# What the task requires:
Below are records. Copy every line with "Read" in it.

Dataset entries:
╭──

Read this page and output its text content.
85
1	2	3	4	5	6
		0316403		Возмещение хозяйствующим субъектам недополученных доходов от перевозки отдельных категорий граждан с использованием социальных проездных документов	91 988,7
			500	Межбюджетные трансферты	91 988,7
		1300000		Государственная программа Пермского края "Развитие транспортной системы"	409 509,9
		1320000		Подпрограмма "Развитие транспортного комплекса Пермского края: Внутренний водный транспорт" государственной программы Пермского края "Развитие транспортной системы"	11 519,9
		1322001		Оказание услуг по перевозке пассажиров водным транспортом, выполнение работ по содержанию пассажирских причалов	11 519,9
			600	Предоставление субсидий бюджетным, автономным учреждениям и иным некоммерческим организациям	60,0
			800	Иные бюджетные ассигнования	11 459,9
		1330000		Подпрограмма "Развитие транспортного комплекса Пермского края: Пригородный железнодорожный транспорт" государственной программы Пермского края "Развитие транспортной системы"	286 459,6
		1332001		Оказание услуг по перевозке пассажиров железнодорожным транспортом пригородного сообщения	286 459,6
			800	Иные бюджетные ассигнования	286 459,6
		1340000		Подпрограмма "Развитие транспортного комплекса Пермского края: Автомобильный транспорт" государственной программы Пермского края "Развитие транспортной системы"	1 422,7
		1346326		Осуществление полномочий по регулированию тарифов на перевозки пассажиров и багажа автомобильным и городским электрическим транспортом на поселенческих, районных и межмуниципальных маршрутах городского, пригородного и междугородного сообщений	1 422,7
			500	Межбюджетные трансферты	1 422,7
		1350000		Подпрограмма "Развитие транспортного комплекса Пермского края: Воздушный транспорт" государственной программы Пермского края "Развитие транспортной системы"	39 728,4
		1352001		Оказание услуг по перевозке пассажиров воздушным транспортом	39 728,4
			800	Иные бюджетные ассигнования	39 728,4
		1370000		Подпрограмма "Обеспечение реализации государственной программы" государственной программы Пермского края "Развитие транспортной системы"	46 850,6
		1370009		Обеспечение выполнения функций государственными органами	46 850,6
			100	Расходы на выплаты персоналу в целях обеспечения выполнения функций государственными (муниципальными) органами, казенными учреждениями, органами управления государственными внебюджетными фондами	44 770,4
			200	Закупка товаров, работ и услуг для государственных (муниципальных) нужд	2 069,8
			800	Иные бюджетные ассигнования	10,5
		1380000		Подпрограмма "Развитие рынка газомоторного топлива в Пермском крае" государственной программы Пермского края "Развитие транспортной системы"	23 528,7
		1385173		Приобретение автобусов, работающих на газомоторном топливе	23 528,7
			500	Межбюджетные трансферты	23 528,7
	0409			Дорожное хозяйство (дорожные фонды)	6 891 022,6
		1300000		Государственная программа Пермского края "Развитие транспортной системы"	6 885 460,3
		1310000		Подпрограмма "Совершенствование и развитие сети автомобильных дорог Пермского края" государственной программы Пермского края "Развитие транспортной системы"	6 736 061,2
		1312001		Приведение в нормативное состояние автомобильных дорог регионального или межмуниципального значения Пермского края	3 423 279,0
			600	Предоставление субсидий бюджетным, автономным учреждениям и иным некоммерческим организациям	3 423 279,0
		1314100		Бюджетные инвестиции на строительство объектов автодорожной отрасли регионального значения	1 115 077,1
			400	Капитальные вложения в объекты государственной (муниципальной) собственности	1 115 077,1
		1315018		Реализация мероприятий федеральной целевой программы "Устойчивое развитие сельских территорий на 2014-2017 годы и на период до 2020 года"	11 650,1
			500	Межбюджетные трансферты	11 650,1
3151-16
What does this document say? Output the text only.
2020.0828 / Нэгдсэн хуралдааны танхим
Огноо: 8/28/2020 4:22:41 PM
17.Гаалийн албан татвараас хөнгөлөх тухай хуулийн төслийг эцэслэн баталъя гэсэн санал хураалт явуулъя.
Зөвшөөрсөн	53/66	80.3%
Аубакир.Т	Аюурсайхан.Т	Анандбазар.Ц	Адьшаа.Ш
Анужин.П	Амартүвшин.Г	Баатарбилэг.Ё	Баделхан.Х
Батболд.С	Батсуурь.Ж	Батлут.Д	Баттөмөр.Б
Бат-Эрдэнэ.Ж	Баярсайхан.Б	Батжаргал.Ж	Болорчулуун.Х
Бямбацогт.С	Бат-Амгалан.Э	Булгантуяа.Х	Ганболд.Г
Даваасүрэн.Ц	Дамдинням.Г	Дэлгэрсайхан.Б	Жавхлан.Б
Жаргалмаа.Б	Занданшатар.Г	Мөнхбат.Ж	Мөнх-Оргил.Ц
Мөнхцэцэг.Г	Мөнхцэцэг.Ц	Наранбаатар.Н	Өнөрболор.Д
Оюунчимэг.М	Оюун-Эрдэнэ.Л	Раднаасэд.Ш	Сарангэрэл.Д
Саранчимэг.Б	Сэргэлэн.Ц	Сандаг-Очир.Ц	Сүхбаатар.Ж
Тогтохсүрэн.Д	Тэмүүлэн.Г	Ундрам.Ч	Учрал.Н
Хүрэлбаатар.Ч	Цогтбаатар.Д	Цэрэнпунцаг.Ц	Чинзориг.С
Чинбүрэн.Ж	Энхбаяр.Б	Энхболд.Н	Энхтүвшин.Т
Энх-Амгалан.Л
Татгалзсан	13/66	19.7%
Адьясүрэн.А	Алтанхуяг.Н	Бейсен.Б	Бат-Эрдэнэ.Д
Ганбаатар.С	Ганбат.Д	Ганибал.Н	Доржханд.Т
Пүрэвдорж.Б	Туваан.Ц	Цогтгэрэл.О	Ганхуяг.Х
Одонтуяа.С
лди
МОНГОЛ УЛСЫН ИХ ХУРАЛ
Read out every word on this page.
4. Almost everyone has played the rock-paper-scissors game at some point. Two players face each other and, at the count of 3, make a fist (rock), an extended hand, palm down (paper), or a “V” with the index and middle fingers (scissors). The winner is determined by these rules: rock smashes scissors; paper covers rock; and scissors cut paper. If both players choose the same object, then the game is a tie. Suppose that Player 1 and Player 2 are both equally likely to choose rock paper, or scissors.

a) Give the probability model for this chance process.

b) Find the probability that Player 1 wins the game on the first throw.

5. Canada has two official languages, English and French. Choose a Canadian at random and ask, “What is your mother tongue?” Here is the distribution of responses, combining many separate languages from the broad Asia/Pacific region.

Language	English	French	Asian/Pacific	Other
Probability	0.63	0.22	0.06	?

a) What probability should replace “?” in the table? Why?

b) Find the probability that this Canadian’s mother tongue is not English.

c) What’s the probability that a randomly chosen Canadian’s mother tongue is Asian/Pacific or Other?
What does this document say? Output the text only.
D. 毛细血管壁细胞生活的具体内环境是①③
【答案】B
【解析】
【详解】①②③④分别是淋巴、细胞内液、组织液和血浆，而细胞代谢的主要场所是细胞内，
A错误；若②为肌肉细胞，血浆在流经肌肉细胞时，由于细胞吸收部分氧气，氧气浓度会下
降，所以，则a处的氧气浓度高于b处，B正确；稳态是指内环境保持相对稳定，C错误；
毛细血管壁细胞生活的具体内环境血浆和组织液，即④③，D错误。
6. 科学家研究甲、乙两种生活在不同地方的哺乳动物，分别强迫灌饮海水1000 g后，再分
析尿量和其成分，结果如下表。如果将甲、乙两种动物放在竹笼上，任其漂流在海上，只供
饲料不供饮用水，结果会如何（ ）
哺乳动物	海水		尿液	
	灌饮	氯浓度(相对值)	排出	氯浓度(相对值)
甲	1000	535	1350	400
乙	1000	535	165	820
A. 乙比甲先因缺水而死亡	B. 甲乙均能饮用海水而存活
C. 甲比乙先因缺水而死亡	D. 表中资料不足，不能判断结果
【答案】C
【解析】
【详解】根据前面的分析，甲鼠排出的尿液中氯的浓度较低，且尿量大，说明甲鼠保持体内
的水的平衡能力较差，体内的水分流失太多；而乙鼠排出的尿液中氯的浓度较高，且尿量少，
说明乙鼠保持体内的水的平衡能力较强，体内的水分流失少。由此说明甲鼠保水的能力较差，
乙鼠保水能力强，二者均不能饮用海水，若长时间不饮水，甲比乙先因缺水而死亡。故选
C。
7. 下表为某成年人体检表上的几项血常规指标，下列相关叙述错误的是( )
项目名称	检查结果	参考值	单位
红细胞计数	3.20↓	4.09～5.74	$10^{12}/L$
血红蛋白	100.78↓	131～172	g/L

╰──

# Finished answer:
Read this page and output its text content.
Read out every word on this page.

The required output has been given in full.